● **To do**:
Which lines run from the one containing "Give me the" to the end of the entries? Quote them exactly, and nothing else.

● **Material**:
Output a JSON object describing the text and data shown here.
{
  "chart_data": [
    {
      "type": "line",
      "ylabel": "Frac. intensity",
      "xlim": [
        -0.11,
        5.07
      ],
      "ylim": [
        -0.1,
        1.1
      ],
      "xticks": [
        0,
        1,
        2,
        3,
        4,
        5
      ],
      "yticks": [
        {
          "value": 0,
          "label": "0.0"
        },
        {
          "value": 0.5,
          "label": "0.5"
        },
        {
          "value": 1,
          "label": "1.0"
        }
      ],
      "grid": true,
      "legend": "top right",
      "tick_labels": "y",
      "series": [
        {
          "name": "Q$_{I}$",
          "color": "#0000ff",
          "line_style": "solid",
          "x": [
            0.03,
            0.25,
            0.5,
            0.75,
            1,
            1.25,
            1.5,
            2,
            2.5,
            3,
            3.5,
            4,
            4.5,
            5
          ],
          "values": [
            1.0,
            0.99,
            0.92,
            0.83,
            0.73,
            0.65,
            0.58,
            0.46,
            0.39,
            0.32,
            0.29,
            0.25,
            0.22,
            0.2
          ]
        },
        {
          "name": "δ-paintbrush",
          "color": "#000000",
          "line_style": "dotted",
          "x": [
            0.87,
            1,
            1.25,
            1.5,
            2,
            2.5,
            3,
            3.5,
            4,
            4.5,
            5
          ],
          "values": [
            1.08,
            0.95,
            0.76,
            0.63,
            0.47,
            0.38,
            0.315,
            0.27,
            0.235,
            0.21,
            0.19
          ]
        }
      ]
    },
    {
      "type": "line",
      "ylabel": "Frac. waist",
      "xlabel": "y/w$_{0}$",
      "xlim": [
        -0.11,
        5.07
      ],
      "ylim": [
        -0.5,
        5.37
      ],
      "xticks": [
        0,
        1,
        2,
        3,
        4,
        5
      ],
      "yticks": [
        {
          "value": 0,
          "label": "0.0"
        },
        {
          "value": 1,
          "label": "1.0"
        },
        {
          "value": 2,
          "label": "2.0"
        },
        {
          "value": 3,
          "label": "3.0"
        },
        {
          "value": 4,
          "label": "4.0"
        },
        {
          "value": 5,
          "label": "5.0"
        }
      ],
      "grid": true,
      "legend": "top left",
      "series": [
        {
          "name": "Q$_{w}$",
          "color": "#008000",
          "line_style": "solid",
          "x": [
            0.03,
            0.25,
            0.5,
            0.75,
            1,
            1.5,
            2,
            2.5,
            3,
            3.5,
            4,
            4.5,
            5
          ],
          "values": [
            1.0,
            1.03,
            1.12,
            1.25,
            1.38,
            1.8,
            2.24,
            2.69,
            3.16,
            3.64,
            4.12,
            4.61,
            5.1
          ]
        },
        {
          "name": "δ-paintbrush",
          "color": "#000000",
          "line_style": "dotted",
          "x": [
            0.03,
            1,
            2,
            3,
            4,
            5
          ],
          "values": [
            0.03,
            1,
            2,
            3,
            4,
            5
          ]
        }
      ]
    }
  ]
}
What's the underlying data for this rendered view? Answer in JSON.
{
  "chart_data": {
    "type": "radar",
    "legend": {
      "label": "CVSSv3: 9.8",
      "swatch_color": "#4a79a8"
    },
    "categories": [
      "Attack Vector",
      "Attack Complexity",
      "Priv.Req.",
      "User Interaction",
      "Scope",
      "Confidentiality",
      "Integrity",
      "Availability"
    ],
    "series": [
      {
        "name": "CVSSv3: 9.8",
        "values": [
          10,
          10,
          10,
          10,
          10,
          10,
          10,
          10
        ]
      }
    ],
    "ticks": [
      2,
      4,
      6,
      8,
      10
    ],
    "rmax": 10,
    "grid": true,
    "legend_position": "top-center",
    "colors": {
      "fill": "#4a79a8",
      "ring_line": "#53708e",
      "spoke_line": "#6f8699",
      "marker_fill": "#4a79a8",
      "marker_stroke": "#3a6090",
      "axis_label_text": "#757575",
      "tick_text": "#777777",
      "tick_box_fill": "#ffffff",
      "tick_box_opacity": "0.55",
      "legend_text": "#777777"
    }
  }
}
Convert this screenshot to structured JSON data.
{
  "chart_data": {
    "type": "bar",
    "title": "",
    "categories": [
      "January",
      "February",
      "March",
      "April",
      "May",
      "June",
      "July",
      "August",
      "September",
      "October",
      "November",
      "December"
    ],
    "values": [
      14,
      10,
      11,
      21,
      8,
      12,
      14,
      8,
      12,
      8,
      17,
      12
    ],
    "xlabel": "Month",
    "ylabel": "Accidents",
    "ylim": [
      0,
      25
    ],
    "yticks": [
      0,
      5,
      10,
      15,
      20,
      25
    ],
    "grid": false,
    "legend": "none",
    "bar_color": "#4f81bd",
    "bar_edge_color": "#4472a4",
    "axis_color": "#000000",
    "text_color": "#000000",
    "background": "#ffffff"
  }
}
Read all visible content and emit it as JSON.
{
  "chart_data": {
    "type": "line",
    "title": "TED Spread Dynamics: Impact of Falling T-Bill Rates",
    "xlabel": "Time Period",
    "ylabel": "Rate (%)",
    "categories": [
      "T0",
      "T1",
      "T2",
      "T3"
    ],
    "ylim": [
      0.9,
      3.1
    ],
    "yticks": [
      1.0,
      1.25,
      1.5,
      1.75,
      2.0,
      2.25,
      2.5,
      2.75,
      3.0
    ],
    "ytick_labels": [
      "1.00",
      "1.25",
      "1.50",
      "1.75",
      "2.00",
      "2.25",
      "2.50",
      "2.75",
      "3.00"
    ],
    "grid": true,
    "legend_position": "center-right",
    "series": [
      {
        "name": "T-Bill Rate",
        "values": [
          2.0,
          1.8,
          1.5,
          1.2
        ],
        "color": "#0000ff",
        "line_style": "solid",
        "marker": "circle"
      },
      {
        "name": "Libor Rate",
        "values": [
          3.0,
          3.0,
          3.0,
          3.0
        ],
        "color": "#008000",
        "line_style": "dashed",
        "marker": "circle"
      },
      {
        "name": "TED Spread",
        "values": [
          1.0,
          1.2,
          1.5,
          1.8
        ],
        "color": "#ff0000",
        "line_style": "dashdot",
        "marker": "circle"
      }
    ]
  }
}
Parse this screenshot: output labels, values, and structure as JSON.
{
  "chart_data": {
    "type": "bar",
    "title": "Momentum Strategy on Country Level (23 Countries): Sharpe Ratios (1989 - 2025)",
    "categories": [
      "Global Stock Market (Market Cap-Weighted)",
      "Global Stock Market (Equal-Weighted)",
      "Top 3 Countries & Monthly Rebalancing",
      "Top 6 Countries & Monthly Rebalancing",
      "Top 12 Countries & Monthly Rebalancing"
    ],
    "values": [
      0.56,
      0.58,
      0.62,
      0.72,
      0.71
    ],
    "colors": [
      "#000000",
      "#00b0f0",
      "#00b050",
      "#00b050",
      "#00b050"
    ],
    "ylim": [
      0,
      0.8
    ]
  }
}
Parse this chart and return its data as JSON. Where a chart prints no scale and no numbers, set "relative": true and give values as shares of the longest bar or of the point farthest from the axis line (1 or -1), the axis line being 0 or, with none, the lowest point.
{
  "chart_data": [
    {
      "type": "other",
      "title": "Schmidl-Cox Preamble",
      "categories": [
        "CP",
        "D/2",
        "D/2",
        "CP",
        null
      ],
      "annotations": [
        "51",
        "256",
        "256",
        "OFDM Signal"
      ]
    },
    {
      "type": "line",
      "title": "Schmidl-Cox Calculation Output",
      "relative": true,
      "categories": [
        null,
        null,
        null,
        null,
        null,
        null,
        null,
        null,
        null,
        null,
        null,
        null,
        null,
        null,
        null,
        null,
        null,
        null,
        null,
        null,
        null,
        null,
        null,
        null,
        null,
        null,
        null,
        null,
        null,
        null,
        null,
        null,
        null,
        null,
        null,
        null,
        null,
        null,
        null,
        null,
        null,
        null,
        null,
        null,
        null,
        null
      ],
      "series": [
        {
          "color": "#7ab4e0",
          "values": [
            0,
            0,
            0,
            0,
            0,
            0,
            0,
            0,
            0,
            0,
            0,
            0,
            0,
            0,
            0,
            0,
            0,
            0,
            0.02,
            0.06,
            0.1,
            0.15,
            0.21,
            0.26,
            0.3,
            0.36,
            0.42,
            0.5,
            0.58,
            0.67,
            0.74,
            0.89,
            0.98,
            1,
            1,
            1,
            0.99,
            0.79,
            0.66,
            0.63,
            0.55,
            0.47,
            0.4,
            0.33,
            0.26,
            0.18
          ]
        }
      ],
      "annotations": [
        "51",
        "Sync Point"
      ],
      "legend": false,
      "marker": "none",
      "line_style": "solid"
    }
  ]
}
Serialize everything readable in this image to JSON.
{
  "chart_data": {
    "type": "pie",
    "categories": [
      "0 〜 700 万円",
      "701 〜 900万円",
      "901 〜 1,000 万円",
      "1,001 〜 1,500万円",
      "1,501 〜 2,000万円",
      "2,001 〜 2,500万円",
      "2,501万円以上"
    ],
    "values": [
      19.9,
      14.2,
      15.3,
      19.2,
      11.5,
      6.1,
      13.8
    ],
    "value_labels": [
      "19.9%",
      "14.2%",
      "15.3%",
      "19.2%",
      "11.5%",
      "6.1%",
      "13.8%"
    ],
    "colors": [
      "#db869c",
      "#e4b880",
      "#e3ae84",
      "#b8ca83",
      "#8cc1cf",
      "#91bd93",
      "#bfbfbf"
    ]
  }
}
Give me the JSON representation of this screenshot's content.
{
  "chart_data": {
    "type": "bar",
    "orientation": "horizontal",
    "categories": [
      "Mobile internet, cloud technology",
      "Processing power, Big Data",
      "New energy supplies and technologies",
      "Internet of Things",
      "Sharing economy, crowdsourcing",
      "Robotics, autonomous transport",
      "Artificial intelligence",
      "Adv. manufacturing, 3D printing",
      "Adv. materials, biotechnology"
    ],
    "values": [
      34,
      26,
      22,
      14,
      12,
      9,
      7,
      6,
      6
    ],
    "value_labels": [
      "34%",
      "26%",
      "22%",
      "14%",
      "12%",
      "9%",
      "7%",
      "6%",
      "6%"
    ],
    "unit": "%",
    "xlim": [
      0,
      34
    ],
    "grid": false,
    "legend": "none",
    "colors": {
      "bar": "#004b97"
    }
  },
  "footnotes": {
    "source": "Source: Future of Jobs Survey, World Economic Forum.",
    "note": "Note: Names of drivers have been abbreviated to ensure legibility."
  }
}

● **Exercise response**:
Give me the JSON representation of this screenshot's content.
{
  "chart_data": {
    "type": "bar",
    "orientation": "horizontal",
    "categories": [
      "Mobile internet, cloud technology",
      "Processing power, Big Data",
      "New energy supplies and technologies",
      "Internet of Things",
      "Sharing economy, crowdsourcing",
      "Robotics, autonomous transport",
      "Artificial intelligence",
      "Adv. manufacturing, 3D printing",
      "Adv. materials, biotechnology"
    ],
    "values": [
      34,
      26,
      22,
      14,
      12,
      9,
      7,
      6,
      6
    ],
    "value_labels": [
      "34%",
      "26%",
      "22%",
      "14%",
      "12%",
      "9%",
      "7%",
      "6%",
      "6%"
    ],
    "unit": "%",
    "xlim": [
      0,
      34
    ],
    "grid": false,
    "legend": "none",
    "colors": {
      "bar": "#004b97"
    }
  },
  "footnotes": {
    "source": "Source: Future of Jobs Survey, World Economic Forum.",
    "note": "Note: Names of drivers have been abbreviated to ensure legibility."
  }
}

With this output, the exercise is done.